_Document extract_:
Your relationship with your toddler is gradually changing. He still needs your help for most tasks, and craves your approval and involvement, but is becoming more independent and outward-looking and more aware of influences in his life—he remembers who people are and what they look like.

“You will see more signs of self-awareness as his unique personality and self-expression begin to emerge more strongly.”

During this 12-month period there will be rapid changes in brain development. Your toddler will be totally absorbed in developing a new range of skills and, in particular, trying things out for himself and wanting to be in control. This inevitably leads to the tantrums, the increase in “Nos,” and the sometimes challenging behavior typical of two-year-olds as they struggle with being frustrated and emotionally overwhelmed. Your toddler will be torn between desperately wanting to do things for himself—such as getting dressed, making things, being free to move around—and his need to remain very dependent on you. He is developing the ability to know what he wants—but knows he cannot yet get there on his own.

_Given data_:
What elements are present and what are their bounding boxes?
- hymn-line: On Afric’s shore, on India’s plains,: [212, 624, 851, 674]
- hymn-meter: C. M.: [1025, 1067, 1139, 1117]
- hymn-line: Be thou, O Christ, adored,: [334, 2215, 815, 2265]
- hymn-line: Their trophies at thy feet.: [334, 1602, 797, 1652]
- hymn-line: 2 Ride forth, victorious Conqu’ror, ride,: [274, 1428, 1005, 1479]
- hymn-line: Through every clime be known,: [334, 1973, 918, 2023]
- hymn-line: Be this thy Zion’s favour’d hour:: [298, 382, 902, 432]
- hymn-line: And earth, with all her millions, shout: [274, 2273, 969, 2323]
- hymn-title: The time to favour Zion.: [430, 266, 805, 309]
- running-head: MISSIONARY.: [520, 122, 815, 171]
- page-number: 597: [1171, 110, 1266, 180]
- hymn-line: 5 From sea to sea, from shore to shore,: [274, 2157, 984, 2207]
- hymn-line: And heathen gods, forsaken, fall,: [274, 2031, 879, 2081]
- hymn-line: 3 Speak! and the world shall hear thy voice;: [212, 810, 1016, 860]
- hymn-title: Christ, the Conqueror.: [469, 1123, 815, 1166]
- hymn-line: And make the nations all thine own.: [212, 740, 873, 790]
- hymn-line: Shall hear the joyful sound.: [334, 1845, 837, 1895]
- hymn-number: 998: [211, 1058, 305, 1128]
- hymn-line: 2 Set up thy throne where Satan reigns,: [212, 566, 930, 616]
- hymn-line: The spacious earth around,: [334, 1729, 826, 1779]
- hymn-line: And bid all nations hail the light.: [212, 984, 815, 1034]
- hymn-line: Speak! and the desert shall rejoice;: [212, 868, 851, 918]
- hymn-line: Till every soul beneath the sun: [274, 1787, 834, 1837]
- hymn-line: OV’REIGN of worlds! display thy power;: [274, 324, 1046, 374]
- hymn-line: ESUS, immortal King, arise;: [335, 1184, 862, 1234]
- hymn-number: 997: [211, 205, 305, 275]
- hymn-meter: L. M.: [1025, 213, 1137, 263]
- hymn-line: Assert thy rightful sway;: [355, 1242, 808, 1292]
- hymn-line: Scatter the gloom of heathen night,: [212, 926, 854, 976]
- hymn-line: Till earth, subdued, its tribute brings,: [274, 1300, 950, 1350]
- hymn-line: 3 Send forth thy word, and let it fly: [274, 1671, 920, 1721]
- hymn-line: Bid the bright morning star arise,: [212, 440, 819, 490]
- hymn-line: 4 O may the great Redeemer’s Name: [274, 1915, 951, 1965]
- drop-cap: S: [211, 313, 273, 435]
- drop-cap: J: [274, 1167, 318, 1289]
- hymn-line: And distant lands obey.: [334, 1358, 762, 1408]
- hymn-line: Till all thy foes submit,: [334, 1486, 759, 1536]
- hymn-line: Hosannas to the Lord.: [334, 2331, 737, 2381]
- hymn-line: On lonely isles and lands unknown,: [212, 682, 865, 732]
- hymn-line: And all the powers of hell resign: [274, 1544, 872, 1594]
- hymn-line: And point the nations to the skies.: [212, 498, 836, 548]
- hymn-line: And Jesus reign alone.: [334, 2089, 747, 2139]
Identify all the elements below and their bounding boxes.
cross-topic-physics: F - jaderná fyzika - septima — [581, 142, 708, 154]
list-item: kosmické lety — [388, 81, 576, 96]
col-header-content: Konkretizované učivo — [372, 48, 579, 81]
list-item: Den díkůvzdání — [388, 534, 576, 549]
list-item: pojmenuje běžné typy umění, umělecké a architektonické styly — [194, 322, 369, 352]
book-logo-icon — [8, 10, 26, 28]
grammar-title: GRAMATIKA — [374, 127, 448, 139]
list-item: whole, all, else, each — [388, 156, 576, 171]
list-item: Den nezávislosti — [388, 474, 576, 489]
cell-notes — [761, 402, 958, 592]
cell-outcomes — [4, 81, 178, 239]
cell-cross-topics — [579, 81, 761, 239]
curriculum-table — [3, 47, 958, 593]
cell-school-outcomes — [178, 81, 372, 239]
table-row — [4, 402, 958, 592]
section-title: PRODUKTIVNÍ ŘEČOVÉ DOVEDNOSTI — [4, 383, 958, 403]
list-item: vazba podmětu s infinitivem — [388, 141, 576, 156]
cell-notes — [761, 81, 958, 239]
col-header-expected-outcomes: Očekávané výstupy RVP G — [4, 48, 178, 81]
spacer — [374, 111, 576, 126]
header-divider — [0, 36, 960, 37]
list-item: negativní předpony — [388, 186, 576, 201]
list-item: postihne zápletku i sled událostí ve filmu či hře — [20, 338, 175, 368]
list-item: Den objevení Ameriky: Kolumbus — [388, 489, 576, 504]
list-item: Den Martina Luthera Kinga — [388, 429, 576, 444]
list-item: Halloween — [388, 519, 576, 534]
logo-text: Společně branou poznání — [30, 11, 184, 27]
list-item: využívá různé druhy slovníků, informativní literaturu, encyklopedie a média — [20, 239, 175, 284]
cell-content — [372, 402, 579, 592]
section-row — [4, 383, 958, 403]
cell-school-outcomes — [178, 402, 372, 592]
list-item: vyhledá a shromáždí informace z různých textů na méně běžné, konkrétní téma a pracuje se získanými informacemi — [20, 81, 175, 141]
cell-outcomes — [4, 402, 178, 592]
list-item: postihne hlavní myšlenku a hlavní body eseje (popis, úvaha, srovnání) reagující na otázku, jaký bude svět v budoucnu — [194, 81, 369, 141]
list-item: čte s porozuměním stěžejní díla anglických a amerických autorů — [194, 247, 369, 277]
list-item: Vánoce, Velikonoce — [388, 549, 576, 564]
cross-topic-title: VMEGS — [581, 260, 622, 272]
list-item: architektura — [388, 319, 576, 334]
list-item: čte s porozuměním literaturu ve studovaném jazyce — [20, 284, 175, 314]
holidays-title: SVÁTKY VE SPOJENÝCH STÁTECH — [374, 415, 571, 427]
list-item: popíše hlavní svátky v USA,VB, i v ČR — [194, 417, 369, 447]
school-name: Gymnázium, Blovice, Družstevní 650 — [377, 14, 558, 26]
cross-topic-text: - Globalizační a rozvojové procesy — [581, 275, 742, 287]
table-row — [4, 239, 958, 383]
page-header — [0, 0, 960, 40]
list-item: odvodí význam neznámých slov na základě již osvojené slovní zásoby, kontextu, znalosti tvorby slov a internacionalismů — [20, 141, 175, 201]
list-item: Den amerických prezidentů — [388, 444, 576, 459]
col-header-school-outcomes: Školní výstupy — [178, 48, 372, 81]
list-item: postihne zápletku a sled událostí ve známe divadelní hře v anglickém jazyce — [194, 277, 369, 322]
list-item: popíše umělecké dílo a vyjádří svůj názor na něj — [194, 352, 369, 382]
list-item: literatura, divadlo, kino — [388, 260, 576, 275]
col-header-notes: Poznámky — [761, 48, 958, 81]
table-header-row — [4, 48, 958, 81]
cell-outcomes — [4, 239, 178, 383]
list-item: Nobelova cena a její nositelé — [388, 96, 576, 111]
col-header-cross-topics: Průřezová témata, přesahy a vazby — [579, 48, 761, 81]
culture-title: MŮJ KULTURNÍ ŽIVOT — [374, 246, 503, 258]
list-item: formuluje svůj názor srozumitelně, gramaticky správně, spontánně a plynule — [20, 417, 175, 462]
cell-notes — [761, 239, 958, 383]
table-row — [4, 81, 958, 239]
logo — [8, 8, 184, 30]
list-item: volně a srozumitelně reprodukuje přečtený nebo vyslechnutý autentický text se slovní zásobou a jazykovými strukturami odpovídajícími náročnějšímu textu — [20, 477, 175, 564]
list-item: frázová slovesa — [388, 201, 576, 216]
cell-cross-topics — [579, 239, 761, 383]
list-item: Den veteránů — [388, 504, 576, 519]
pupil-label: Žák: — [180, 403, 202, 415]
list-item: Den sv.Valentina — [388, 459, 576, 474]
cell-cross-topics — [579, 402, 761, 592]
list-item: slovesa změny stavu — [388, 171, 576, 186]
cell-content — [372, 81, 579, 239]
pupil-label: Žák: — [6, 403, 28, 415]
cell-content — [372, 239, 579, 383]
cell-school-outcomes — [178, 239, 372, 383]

_Exercise A_:
According to the toddler passage, what does the toddler remember about people?
_Exercise B_:
Transcribe the toddler passage starting with "Your relationship with" and going on through "they look like.".
_Exercise C_:
Pick up the toddler passage after its final sentence and keep it going.

_Expected output A_:
He remembers who people are and what they look like.

_Expected output B_:
Your relationship with your toddler is gradually changing. He still needs your help for most tasks, and craves your approval and involvement, but is becoming more independent and outward-looking and more aware of influences in his life—he remembers who people are and what they look like.

_Expected output C_:
Making choices

At this age, children begin to know which toys are their favorites and which offer comfort. This shows that memory is now playing a role as they remember having fun and how to play with something.

Let’s pretend

Toys such as plastic food help to bridge the gap between play and reality and stimulate your child’s imagination, as well as enabling her to act like Mommy or Daddy.

Dealing with his frustration

As your toddler sees the world as a bigger and more exciting place, he will want to experience everything more often, which means he needs greater supervision. He will want to do more things, but may still be developing the skills required to do certain tasks. This can lead to frustration and he may, for example, suddenly throws his toys across the room. Calmly sit with him and help him achieve what he set out to do, while giving him instructions and a lot of encouragement. This enables him to achieve what he set out to do at the same time as acquiring new skills and developing more positive ways of dealing with frustration.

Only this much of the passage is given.